- [Directions]: Wherever the string "from" occurs in a line of these records, report that line.

-- Start --

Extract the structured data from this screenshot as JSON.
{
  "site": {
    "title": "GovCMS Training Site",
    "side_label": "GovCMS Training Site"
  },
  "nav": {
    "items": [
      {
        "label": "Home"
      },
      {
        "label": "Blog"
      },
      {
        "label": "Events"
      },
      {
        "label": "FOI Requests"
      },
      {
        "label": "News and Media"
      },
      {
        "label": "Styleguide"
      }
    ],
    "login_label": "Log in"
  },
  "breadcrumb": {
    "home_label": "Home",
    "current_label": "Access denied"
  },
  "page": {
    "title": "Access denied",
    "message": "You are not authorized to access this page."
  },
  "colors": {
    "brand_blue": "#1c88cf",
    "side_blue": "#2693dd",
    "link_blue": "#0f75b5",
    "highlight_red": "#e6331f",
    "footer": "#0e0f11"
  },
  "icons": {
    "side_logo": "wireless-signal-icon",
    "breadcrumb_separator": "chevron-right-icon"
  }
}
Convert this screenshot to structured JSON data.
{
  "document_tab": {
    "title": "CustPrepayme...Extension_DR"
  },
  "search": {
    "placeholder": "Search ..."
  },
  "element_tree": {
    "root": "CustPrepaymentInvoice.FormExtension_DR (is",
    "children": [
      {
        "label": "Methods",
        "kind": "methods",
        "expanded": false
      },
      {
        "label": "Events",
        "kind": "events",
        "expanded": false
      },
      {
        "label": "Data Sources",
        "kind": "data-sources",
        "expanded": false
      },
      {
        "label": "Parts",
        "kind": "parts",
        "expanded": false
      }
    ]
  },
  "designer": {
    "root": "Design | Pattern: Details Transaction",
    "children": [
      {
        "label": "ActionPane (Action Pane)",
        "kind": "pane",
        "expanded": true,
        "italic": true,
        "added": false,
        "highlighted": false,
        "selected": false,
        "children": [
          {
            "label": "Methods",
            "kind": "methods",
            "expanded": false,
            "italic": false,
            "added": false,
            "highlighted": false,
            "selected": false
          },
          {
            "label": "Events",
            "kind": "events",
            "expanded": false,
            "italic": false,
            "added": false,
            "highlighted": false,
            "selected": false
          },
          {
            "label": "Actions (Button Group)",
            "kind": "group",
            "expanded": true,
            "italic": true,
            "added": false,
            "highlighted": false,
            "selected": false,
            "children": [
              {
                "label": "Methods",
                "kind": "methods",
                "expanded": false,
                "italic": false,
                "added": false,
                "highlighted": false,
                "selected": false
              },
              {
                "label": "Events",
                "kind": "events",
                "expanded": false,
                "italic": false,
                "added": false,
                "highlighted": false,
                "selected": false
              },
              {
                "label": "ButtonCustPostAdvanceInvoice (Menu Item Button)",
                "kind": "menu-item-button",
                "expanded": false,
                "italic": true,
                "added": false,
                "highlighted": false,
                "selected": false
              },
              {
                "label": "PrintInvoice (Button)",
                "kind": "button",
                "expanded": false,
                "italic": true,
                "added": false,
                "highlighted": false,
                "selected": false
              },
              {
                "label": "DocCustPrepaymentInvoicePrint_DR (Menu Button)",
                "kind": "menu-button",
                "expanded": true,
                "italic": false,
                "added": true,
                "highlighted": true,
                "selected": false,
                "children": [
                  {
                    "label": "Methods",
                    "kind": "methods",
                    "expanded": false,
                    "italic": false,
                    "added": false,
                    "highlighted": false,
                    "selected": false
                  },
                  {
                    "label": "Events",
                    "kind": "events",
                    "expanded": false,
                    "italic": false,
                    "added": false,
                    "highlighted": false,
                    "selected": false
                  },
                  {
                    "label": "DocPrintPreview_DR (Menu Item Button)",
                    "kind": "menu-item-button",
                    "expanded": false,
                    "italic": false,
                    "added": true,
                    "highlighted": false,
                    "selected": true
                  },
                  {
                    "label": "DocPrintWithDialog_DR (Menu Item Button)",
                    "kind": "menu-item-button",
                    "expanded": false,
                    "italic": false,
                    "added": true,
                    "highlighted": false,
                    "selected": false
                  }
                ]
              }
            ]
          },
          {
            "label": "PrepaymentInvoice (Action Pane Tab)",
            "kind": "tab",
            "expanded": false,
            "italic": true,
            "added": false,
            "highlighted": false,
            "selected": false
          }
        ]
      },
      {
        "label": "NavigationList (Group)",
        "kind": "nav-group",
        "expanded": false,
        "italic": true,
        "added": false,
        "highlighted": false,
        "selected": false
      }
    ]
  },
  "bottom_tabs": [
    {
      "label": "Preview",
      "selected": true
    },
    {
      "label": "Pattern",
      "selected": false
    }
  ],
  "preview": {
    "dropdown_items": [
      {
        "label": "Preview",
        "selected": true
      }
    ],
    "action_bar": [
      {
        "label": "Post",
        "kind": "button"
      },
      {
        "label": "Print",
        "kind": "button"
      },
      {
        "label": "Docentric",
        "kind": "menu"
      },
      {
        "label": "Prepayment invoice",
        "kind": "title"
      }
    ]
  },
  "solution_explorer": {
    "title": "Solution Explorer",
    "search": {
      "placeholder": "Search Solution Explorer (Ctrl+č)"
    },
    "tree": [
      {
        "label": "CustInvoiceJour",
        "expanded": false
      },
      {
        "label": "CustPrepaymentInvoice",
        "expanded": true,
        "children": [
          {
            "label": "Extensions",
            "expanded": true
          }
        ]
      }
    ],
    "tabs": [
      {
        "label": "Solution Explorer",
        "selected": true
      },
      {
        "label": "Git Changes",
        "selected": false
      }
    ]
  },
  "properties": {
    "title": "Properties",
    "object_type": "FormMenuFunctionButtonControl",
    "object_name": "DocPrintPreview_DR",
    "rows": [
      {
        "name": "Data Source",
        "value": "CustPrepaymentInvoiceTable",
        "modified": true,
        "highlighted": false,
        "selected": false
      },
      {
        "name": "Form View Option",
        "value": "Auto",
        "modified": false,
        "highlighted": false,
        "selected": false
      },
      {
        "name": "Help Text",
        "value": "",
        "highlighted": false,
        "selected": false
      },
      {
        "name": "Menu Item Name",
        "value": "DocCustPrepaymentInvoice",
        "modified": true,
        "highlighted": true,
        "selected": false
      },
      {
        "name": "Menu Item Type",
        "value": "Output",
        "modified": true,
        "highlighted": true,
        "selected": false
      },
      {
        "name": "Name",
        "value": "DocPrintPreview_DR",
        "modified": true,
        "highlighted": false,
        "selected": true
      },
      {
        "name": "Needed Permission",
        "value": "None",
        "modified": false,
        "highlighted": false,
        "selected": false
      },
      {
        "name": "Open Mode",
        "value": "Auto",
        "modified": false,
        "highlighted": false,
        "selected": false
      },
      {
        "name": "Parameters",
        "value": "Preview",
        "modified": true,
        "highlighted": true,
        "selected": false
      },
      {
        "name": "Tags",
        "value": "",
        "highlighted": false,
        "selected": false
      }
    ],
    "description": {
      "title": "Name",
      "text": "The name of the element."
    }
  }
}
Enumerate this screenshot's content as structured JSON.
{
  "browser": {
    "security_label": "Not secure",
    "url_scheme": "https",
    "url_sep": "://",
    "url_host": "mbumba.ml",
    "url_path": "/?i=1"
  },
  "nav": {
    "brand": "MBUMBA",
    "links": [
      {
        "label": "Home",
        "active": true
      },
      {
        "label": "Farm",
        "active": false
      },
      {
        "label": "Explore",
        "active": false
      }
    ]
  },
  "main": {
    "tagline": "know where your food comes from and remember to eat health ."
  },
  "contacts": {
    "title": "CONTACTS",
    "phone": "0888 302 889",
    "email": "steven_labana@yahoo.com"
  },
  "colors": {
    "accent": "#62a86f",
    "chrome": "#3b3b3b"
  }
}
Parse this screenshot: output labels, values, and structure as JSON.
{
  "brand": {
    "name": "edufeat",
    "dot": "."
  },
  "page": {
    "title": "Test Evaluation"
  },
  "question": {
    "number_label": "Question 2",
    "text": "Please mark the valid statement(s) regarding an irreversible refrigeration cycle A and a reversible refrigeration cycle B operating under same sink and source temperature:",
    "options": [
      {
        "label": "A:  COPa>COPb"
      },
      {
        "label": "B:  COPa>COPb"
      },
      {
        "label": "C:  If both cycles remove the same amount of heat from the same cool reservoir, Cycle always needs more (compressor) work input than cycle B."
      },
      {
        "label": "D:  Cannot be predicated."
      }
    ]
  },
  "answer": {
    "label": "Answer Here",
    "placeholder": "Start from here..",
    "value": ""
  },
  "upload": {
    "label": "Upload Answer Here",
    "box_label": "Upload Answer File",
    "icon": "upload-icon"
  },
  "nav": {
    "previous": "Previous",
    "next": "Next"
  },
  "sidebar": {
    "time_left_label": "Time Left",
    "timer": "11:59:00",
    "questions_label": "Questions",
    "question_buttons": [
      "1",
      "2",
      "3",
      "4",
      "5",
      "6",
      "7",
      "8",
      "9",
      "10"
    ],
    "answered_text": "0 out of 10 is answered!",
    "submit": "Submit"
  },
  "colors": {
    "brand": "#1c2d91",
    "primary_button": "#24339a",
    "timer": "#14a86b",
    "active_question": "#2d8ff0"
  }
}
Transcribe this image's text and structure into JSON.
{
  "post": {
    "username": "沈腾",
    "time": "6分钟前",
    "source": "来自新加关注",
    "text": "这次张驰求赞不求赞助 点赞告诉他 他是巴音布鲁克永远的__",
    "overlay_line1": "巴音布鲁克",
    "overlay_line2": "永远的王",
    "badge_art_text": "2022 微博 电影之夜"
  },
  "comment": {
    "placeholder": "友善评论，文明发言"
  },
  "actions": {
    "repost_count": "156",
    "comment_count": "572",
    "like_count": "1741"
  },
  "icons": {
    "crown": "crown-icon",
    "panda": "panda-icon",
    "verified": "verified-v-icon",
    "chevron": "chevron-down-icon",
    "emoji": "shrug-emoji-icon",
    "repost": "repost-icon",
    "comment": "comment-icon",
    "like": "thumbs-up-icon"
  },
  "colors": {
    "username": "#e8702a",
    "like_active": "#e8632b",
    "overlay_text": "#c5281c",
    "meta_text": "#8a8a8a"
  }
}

-- End --

- [Answer to the task]:
Extract the structured data from this screenshot as JSON.
    "tagline": "know where your food comes from and remember to eat health ."
        "label": "C:  If both cycles remove the same amount of heat from the same cool reservoir, Cycle always needs more (compressor) work input than cycle B."
    "placeholder": "Start from here..",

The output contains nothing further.